What is required -
Look through the material below. Copy each line that contains the string "type".

Rows -
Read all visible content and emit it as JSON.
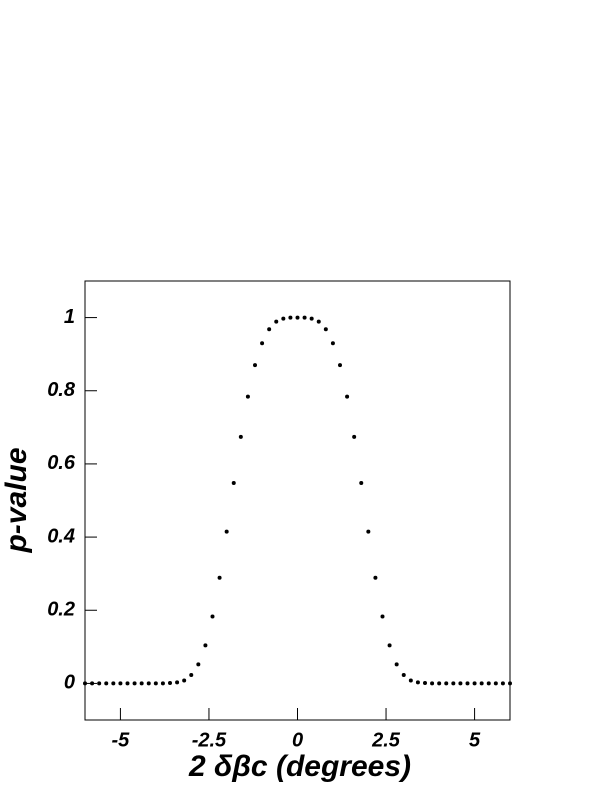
{
  "chart_data": {
    "type": "scatter",
    "x_label": "2 δβc (degrees)",
    "y_label": "p-value",
    "color": "#000000",
    "xlim": [
      -6,
      6
    ],
    "ylim": [
      -0.1,
      1.1
    ],
    "xticks": [
      -5,
      -2.5,
      0,
      2.5,
      5
    ],
    "yticks": [
      0,
      0.2,
      0.4,
      0.6,
      0.8,
      1
    ],
    "x": [
      -6,
      -5.8,
      -5.6,
      -5.4,
      -5.2,
      -5,
      -4.8,
      -4.6,
      -4.4,
      -4.2,
      -4,
      -3.8,
      -3.6,
      -3.4,
      -3.2,
      -3,
      -2.8,
      -2.6,
      -2.4,
      -2.2,
      -2,
      -1.8,
      -1.6,
      -1.4,
      -1.2,
      -1,
      -0.8,
      -0.6,
      -0.4,
      -0.2,
      0,
      0.2,
      0.4,
      0.6,
      0.8,
      1,
      1.2,
      1.4,
      1.6,
      1.8,
      2,
      2.2,
      2.4,
      2.6,
      2.8,
      3,
      3.2,
      3.4,
      3.6,
      3.8,
      4,
      4.2,
      4.4,
      4.6,
      4.8,
      5,
      5.2,
      5.4,
      5.6,
      5.8,
      6
    ],
    "values": [
      0,
      0,
      0,
      0,
      0,
      0,
      0,
      0,
      0,
      0,
      0,
      0,
      0.001,
      0.003,
      0.008,
      0.023,
      0.052,
      0.104,
      0.183,
      0.289,
      0.415,
      0.548,
      0.674,
      0.784,
      0.87,
      0.93,
      0.968,
      0.989,
      0.997,
      1,
      1,
      1,
      0.997,
      0.989,
      0.968,
      0.93,
      0.87,
      0.784,
      0.674,
      0.548,
      0.415,
      0.289,
      0.183,
      0.104,
      0.052,
      0.023,
      0.008,
      0.003,
      0.001,
      0,
      0,
      0,
      0,
      0,
      0,
      0,
      0,
      0,
      0,
      0,
      0
    ]
  }
}
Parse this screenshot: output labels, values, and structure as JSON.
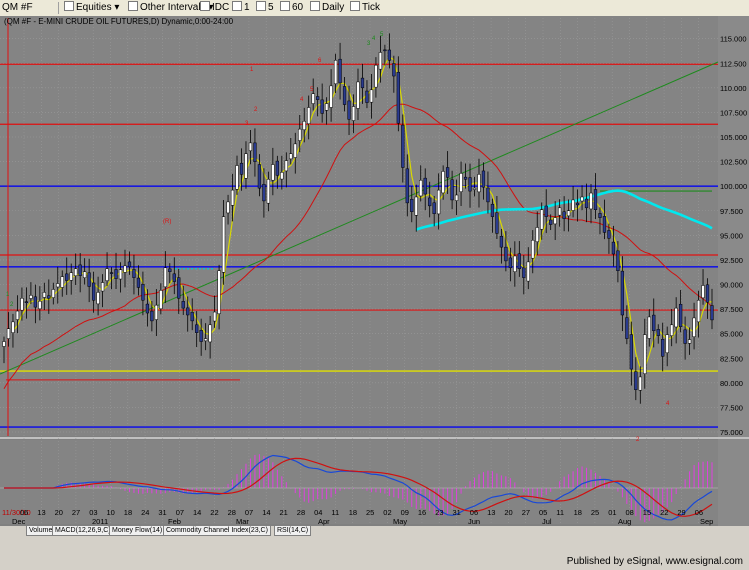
{
  "toolbar": {
    "symbol": "QM #F",
    "category": "Equities",
    "intervals_label": "Other Intervals",
    "items": [
      "IDC",
      "1",
      "5",
      "60",
      "Daily",
      "Tick"
    ]
  },
  "footer": {
    "published": "Published by eSignal, www.esignal.com"
  },
  "tabs": [
    "Volume",
    "MACD(12,26,9,C)",
    "Money Flow(14)",
    "Commodity Channel Index(23,C)",
    "RSI(14,C)"
  ],
  "colors": {
    "background": "#808080",
    "up_bar": "#ffffff",
    "down_bar": "#2a3b8f",
    "short_ma": "#d8d800",
    "long_ma": "#d01010",
    "cyan_ma": "#00e8ee",
    "trend": "#1e8a1e",
    "level_red": "#e01010",
    "level_blue": "#1818e0",
    "level_yellow": "#e0e000",
    "macd": "#1848d8",
    "signal": "#d01010",
    "histogram": "#e040e0"
  },
  "chart_data": {
    "type": "candlestick",
    "title": "(QM #F - E-MINI CRUDE OIL FUTURES,D) Dynamic,0:00-24:00",
    "ylim": [
      75,
      117
    ],
    "y_ticks": [
      "115.000",
      "112.500",
      "110.000",
      "107.500",
      "105.000",
      "102.500",
      "100.000",
      "97.500",
      "95.000",
      "92.500",
      "90.000",
      "87.500",
      "85.000",
      "82.500",
      "80.000",
      "77.500",
      "75.000"
    ],
    "x_day_labels": [
      "06",
      "13",
      "20",
      "27",
      "03",
      "10",
      "18",
      "24",
      "31",
      "07",
      "14",
      "22",
      "28",
      "07",
      "14",
      "21",
      "28",
      "04",
      "11",
      "18",
      "25",
      "02",
      "09",
      "16",
      "23",
      "31",
      "06",
      "13",
      "20",
      "27",
      "05",
      "11",
      "18",
      "25",
      "01",
      "08",
      "15",
      "22",
      "29",
      "06"
    ],
    "x_first_label": "11/30/10",
    "x_month_labels": [
      "Dec",
      "2011",
      "Feb",
      "Mar",
      "Apr",
      "May",
      "Jun",
      "Jul",
      "Aug",
      "Sep"
    ],
    "closes": [
      84.2,
      85.5,
      86.2,
      87.3,
      88.6,
      88.2,
      88.9,
      87.7,
      88.3,
      89.2,
      88.6,
      89.5,
      90.1,
      90.8,
      90.4,
      91.2,
      91.6,
      90.9,
      91.3,
      89.8,
      88.4,
      89.2,
      90.2,
      91.6,
      91.2,
      90.6,
      91.5,
      91.9,
      91.8,
      90.7,
      89.7,
      88.4,
      87.1,
      86.3,
      87.9,
      89.4,
      91.7,
      91.3,
      90.3,
      88.6,
      87.6,
      86.9,
      86.3,
      85.1,
      84.2,
      84.5,
      85.9,
      87.2,
      91.4,
      96.9,
      98.4,
      99.6,
      102.1,
      101.2,
      103.3,
      104.4,
      102.5,
      99.8,
      98.5,
      100.7,
      102.2,
      101.1,
      101.4,
      102.6,
      103.3,
      104.3,
      105.8,
      106.6,
      108.0,
      109.4,
      108.8,
      107.4,
      108.4,
      110.2,
      112.8,
      110.5,
      108.3,
      106.8,
      108.1,
      110.6,
      110.0,
      108.5,
      109.8,
      112.3,
      113.6,
      113.8,
      112.8,
      111.2,
      106.4,
      101.9,
      98.3,
      97.4,
      98.9,
      100.6,
      99.2,
      98.0,
      97.2,
      99.6,
      101.5,
      100.9,
      98.6,
      99.1,
      101.3,
      100.7,
      99.5,
      99.8,
      101.2,
      99.9,
      98.4,
      96.9,
      95.2,
      93.8,
      92.4,
      91.7,
      92.9,
      91.6,
      90.7,
      92.3,
      94.5,
      95.8,
      97.6,
      96.9,
      96.1,
      96.8,
      97.8,
      96.7,
      97.5,
      98.6,
      98.1,
      98.9,
      97.8,
      99.3,
      97.6,
      96.8,
      95.3,
      94.7,
      93.1,
      91.4,
      86.9,
      84.5,
      81.4,
      79.3,
      80.6,
      84.9,
      86.7,
      85.3,
      84.8,
      82.7,
      84.9,
      85.9,
      87.6,
      85.7,
      84.0,
      84.4,
      86.6,
      88.4,
      89.9,
      88.2,
      86.4
    ]
  }
}
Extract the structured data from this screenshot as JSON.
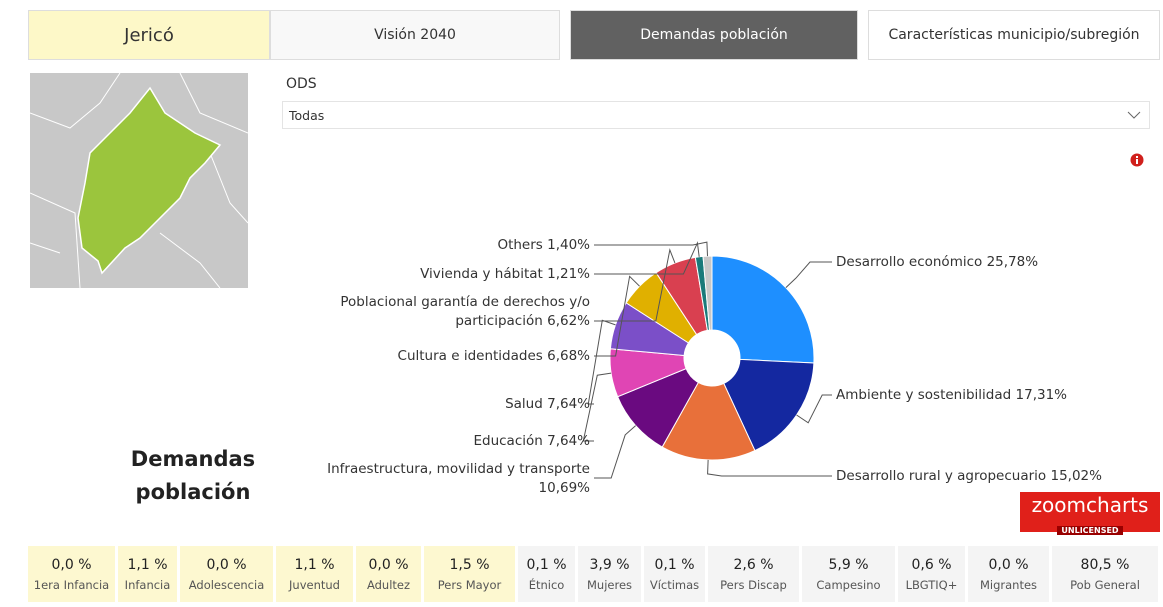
{
  "tabs": [
    "Jericó",
    "Visión 2040",
    "Demandas población",
    "Características municipio/subregión"
  ],
  "filter": {
    "label": "ODS",
    "value": "Todas"
  },
  "side_title": "Demandas población",
  "watermark": {
    "text": "zoomcharts",
    "sub": "UNLICENSED"
  },
  "chart_data": {
    "type": "pie",
    "categories": [
      "Desarrollo económico",
      "Ambiente y sostenibilidad",
      "Desarrollo rural y agropecuario",
      "Infraestructura, movilidad y transporte",
      "Educación",
      "Salud",
      "Cultura e identidades",
      "Poblacional garantía de derechos y/o participación",
      "Vivienda y hábitat",
      "Others"
    ],
    "values": [
      25.78,
      17.31,
      15.02,
      10.69,
      7.64,
      7.64,
      6.68,
      6.62,
      1.21,
      1.4
    ],
    "value_labels": [
      "25,78%",
      "17,31%",
      "15,02%",
      "10,69%",
      "7,64%",
      "7,64%",
      "6,68%",
      "6,62%",
      "1,21%",
      "1,40%"
    ],
    "colors": [
      "#1e8fff",
      "#1428a0",
      "#e8703a",
      "#6a0a80",
      "#e045b4",
      "#7b4fc8",
      "#e0b000",
      "#d94050",
      "#1a7a7a",
      "#c8c8c8"
    ]
  },
  "stats": [
    {
      "value": "0,0 %",
      "label": "1era Infancia"
    },
    {
      "value": "1,1 %",
      "label": "Infancia"
    },
    {
      "value": "0,0 %",
      "label": "Adolescencia"
    },
    {
      "value": "1,1 %",
      "label": "Juventud"
    },
    {
      "value": "0,0 %",
      "label": "Adultez"
    },
    {
      "value": "1,5 %",
      "label": "Pers Mayor"
    },
    {
      "value": "0,1 %",
      "label": "Étnico"
    },
    {
      "value": "3,9 %",
      "label": "Mujeres"
    },
    {
      "value": "0,1 %",
      "label": "Víctimas"
    },
    {
      "value": "2,6 %",
      "label": "Pers Discap"
    },
    {
      "value": "5,9 %",
      "label": "Campesino"
    },
    {
      "value": "0,6 %",
      "label": "LBGTIQ+"
    },
    {
      "value": "0,0 %",
      "label": "Migrantes"
    },
    {
      "value": "80,5 %",
      "label": "Pob General"
    }
  ]
}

Correct output -
    "type": "scatter",
    "type": "candlestick",
    "type": "pie",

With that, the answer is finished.